Read the listing below and copy out every line that holds "Canada".

▸ INPUT DATA:
%%
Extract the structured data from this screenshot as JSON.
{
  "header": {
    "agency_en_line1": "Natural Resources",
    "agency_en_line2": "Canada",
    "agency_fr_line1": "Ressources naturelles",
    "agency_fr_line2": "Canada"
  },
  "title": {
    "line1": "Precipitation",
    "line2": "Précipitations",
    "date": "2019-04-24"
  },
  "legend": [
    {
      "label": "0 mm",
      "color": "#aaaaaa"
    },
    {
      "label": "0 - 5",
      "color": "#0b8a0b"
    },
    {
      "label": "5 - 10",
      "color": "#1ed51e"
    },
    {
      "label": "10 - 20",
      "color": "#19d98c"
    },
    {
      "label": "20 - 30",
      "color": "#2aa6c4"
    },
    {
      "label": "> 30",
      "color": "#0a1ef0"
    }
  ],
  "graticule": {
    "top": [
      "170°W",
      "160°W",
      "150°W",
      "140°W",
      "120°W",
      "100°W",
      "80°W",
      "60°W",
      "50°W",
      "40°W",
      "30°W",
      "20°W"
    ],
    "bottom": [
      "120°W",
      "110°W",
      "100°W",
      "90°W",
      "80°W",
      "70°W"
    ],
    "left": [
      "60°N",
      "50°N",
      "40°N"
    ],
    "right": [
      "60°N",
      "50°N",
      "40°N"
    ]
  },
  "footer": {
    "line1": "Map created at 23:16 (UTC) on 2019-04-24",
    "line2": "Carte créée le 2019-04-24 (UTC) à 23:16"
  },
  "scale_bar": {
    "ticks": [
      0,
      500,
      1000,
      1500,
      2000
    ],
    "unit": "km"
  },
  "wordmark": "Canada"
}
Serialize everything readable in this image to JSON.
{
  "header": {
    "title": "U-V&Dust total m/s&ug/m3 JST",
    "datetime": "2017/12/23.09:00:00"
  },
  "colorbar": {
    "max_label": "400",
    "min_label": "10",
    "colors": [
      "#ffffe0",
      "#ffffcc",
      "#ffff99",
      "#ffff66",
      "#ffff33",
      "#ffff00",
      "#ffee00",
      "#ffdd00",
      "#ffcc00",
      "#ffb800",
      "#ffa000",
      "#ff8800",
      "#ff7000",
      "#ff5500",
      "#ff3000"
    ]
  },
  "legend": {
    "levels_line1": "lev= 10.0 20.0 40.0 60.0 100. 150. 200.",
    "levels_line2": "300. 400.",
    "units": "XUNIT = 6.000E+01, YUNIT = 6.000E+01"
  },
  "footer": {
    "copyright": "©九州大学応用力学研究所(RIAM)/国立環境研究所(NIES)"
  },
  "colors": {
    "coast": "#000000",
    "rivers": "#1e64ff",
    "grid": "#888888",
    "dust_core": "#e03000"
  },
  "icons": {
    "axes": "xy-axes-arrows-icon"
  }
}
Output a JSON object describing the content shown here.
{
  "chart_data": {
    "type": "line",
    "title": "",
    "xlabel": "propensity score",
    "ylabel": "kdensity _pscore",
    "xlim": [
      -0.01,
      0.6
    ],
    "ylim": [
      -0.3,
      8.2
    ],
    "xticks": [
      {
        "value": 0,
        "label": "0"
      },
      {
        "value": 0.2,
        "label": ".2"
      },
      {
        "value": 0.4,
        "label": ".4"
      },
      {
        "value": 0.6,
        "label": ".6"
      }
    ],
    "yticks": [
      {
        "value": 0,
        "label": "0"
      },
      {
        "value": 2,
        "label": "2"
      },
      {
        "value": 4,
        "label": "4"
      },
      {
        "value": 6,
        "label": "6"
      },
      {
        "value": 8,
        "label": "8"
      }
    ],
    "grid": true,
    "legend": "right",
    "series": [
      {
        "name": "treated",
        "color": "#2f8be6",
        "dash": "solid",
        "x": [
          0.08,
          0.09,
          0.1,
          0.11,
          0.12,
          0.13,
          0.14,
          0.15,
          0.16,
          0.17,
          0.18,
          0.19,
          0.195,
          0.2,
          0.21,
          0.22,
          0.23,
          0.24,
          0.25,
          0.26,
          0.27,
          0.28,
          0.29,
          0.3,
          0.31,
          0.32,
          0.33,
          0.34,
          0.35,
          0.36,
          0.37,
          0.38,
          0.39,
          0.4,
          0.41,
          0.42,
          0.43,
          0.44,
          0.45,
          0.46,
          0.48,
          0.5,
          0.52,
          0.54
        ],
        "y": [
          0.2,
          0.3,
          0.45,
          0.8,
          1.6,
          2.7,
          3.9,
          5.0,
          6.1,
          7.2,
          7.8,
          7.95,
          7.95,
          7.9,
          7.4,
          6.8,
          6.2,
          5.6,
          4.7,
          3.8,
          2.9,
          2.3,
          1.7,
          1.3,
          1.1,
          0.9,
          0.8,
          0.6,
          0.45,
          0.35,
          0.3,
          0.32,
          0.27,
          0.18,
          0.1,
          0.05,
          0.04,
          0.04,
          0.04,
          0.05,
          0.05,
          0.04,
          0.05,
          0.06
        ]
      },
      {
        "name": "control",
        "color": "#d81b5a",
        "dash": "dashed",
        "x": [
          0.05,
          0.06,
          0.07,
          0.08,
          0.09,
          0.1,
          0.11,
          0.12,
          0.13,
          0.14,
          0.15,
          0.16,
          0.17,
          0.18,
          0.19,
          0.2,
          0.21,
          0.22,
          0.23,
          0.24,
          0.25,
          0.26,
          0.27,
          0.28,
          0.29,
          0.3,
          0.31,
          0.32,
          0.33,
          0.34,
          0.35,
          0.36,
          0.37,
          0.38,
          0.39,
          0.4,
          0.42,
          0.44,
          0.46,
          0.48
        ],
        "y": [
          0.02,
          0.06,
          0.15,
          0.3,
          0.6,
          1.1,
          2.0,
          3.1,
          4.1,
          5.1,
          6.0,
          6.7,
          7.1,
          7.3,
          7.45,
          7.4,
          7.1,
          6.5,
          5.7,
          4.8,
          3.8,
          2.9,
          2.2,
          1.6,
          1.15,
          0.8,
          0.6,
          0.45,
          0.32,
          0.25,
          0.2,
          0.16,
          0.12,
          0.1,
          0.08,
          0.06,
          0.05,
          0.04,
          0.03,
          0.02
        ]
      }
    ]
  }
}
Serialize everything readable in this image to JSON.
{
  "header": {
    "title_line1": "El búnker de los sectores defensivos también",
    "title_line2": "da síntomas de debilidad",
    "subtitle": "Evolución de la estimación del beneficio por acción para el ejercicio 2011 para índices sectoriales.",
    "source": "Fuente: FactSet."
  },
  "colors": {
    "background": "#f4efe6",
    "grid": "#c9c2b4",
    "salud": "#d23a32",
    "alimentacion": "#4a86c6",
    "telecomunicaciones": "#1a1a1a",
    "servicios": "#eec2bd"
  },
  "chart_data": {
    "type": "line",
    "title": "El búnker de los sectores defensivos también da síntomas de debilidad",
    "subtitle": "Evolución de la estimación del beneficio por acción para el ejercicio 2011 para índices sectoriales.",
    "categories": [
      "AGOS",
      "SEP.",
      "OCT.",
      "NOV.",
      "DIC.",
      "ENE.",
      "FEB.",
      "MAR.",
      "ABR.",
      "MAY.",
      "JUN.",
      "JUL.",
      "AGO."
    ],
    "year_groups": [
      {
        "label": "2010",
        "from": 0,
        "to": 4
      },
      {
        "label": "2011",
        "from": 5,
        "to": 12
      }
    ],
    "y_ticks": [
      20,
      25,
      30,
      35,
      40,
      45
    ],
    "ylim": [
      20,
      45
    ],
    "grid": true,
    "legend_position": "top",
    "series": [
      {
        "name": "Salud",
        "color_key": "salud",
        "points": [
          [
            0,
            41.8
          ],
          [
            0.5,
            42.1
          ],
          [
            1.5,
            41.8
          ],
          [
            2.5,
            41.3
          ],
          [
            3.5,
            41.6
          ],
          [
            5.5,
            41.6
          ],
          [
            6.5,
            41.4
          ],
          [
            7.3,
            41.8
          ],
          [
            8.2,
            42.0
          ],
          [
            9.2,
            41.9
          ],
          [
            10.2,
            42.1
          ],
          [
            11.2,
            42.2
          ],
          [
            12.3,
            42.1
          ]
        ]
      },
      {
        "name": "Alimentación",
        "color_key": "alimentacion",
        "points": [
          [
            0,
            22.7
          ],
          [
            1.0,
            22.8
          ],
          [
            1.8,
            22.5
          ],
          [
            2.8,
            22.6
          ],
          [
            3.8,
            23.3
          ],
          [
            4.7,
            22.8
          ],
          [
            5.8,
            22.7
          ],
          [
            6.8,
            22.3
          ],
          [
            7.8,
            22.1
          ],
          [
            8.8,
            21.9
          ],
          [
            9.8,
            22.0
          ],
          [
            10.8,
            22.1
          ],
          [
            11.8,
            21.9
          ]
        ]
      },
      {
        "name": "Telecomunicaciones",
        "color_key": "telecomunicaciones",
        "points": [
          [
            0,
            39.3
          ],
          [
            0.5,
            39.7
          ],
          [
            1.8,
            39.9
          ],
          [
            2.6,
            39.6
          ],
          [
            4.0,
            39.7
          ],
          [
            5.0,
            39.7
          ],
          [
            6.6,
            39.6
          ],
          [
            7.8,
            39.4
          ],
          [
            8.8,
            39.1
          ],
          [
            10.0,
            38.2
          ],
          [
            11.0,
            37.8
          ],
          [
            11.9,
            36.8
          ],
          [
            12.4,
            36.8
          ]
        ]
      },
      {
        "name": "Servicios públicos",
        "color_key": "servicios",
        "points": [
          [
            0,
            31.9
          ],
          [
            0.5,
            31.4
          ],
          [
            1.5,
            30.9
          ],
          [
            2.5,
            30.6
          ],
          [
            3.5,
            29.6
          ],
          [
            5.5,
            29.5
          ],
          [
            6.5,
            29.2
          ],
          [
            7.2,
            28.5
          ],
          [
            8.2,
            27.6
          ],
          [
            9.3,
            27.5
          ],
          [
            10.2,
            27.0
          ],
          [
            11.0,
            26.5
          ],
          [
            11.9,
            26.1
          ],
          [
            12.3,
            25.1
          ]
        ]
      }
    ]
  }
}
%%
▸ WRITTEN RESPONSE:
    "agency_en_line2": "Canada",
    "agency_fr_line2": "Canada"
  "wordmark": "Canada"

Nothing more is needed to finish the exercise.